From the listing below, copy every line with the word "name".

▶ _DATA TO USE_
────────
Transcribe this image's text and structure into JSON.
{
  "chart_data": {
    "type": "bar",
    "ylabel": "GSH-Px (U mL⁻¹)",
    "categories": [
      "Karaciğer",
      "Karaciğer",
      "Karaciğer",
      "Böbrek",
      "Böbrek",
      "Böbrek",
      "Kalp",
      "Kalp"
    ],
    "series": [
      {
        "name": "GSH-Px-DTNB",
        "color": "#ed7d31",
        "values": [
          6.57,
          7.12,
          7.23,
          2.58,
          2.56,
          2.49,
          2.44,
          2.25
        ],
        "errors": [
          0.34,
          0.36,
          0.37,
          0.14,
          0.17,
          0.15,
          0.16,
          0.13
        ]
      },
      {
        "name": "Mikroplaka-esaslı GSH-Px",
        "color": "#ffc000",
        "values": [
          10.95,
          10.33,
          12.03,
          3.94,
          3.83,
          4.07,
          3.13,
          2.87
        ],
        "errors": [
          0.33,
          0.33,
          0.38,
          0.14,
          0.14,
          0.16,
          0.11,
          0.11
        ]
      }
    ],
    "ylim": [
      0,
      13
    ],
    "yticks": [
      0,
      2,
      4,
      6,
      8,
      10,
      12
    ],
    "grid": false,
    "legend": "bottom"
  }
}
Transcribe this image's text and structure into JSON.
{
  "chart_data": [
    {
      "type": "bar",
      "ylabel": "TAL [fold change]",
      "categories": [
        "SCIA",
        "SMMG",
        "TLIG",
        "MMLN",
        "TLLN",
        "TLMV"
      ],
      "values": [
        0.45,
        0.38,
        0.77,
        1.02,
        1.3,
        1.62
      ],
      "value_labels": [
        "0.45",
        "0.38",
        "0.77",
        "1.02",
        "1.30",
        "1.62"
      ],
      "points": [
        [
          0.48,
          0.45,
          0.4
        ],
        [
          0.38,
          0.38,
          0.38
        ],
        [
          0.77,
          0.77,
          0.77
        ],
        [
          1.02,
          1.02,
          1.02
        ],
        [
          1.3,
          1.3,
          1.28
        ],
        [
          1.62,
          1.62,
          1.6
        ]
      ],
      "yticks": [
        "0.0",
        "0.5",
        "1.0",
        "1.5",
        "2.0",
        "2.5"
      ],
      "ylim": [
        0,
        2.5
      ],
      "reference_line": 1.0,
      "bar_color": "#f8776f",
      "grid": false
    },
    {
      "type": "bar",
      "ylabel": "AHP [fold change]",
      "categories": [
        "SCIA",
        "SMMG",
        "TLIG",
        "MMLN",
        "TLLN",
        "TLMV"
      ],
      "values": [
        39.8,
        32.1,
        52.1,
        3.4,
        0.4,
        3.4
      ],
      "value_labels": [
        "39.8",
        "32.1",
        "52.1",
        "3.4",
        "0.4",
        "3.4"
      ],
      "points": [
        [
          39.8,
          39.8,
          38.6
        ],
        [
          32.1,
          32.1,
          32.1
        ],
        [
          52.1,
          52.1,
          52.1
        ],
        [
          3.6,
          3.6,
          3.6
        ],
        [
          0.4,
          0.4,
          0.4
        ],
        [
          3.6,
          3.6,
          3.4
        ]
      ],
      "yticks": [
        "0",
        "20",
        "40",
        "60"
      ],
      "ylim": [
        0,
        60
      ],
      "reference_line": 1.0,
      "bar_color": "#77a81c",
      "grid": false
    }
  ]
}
────────
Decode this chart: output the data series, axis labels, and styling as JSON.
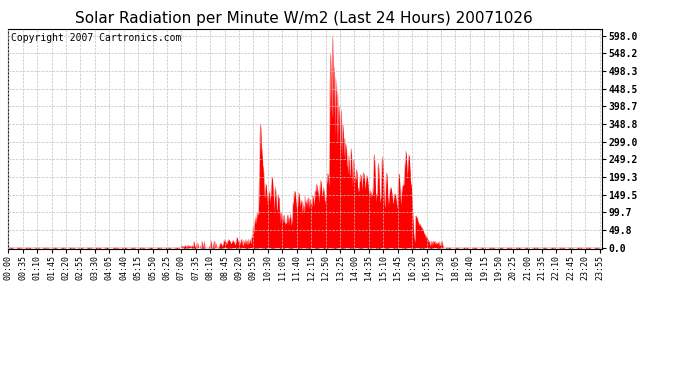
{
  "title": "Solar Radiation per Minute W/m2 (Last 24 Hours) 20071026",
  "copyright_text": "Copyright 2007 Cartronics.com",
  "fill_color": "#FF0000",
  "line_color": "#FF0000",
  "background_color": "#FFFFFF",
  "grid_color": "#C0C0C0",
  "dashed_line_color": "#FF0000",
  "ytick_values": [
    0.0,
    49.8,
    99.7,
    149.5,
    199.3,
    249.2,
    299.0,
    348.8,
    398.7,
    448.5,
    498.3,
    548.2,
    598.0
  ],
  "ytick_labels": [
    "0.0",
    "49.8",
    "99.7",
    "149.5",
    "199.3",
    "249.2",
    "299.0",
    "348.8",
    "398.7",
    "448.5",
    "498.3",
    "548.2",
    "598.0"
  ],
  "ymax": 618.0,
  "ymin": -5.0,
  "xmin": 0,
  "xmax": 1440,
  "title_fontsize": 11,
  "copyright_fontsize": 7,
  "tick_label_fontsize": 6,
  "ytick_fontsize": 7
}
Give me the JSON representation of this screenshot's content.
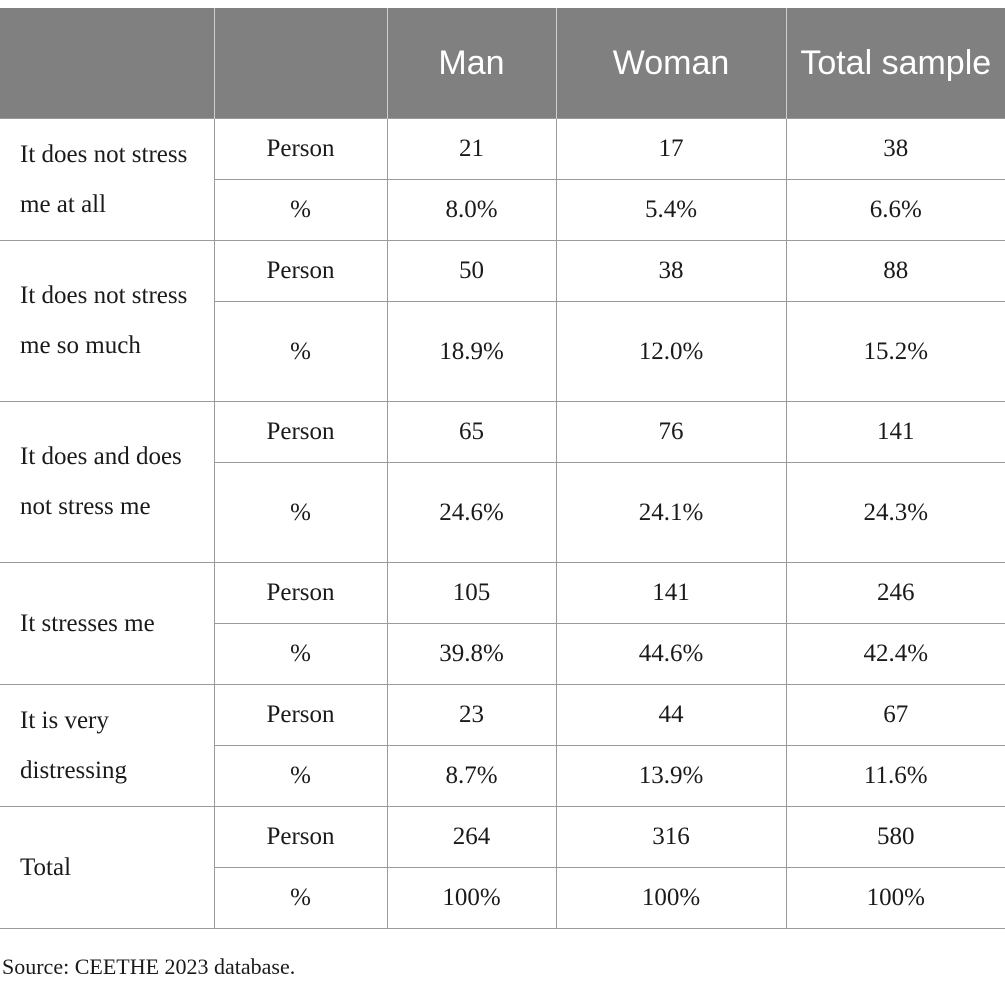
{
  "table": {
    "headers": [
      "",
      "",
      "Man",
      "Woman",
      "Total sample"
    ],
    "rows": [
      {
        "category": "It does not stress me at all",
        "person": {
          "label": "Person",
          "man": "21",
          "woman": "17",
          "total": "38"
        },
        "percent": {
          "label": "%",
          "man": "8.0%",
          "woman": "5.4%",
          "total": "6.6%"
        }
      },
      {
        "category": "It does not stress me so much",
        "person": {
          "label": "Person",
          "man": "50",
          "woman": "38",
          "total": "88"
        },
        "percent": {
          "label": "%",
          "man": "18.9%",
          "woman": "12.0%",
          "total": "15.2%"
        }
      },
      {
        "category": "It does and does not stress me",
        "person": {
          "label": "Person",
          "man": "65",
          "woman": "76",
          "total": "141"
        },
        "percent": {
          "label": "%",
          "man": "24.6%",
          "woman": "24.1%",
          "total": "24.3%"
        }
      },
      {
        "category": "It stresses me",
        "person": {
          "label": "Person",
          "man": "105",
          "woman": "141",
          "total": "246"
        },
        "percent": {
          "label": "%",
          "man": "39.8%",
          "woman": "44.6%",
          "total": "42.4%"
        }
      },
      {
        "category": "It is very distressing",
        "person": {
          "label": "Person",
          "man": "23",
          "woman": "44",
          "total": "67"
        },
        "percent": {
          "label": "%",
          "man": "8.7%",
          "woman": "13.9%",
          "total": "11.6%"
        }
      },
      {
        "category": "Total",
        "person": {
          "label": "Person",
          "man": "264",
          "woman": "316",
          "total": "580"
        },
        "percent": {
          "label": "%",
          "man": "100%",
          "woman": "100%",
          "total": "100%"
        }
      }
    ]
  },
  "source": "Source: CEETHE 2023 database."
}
────────
▶ _TASK OUTPUT_
        "name": "GSH-Px-DTNB",
        "name": "Mikroplaka-esaslı GSH-Px",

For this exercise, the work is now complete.